**What you need to do**
Report every line in the listing that contains the string "ремонту".

**Supplied entries**
------------------------------------------------

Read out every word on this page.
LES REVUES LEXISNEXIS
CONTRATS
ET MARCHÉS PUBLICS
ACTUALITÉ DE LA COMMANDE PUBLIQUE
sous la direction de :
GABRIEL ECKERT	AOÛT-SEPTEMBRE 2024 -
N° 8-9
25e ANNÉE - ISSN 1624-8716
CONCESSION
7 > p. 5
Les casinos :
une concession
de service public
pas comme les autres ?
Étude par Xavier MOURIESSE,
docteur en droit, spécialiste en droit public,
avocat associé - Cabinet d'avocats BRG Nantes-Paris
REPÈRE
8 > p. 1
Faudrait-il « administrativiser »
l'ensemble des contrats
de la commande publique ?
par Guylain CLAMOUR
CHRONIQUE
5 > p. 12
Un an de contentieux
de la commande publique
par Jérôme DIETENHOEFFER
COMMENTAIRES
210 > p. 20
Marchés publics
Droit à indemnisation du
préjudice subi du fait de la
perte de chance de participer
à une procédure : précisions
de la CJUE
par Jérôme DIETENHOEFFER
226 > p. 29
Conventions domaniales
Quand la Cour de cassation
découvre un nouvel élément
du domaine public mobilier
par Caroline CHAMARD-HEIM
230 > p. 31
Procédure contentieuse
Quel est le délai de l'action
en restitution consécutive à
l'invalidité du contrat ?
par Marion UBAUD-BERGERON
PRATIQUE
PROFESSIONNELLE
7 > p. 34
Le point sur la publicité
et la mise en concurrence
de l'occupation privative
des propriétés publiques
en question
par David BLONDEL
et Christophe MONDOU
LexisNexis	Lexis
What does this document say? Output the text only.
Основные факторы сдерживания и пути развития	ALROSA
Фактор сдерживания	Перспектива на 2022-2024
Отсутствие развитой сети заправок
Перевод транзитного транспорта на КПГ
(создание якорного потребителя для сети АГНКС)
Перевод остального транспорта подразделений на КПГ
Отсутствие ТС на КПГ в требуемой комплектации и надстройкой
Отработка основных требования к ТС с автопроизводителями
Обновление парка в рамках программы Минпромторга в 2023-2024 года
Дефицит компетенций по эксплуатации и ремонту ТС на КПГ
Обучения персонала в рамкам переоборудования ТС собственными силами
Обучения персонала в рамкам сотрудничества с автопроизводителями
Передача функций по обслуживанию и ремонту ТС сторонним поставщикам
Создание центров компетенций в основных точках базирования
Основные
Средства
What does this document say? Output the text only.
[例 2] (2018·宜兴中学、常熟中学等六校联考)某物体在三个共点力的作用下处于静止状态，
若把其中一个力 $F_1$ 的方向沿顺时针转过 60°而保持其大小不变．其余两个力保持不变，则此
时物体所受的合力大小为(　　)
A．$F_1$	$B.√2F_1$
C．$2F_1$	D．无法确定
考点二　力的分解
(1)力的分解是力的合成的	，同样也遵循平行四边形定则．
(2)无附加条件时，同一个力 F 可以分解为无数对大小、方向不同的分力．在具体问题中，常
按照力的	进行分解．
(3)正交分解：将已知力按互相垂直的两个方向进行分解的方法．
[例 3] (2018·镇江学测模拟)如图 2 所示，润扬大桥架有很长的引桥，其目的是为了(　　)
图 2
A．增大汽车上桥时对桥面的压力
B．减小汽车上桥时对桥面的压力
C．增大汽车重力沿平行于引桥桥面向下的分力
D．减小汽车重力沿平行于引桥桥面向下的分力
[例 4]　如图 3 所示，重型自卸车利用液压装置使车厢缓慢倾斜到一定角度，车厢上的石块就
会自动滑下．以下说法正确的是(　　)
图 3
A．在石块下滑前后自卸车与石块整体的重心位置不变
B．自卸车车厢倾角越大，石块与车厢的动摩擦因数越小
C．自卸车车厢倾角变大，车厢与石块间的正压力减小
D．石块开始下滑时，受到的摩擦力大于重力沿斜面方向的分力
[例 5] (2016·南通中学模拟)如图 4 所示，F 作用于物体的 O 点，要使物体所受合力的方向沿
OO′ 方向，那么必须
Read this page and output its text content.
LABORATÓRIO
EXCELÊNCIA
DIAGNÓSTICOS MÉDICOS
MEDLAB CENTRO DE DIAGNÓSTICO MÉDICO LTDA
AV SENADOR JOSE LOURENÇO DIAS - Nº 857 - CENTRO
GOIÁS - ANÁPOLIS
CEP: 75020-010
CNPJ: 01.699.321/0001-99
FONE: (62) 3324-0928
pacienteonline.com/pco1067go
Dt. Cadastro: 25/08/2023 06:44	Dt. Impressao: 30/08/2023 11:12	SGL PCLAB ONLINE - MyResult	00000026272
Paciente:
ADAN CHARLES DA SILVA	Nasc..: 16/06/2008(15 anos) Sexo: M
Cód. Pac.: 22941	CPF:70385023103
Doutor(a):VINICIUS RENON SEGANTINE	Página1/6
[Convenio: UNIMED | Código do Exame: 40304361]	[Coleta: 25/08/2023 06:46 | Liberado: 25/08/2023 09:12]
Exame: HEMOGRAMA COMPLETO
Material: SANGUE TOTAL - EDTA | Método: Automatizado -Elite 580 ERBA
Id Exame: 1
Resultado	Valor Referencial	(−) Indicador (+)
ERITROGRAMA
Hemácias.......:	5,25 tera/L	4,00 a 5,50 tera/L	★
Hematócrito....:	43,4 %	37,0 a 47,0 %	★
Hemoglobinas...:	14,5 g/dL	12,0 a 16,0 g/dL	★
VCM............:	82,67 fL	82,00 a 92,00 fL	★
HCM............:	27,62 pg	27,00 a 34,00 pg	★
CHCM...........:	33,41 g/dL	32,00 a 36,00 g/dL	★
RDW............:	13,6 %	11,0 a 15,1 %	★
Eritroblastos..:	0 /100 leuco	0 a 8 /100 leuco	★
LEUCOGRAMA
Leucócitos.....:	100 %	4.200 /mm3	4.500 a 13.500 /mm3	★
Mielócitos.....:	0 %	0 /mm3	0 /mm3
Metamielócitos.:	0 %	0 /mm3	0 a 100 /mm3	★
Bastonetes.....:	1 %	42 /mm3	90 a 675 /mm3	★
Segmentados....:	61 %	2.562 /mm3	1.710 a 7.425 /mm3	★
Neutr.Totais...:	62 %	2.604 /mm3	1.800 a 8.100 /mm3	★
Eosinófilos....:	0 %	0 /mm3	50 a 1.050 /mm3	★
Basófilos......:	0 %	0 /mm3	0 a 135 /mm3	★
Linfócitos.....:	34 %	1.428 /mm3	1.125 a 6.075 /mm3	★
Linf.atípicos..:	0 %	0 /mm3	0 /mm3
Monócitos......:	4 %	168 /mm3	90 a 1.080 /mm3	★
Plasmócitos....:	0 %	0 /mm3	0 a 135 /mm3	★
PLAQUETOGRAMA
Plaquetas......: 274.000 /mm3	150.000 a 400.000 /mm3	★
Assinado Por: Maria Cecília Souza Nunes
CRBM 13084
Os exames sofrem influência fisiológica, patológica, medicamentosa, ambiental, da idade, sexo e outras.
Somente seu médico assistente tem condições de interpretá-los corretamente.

------------------------------------------------

**Solution to the exercise**
Дефицит компетенций по эксплуатации и ремонту ТС на КПГ
Передача функций по обслуживанию и ремонту ТС сторонним поставщикам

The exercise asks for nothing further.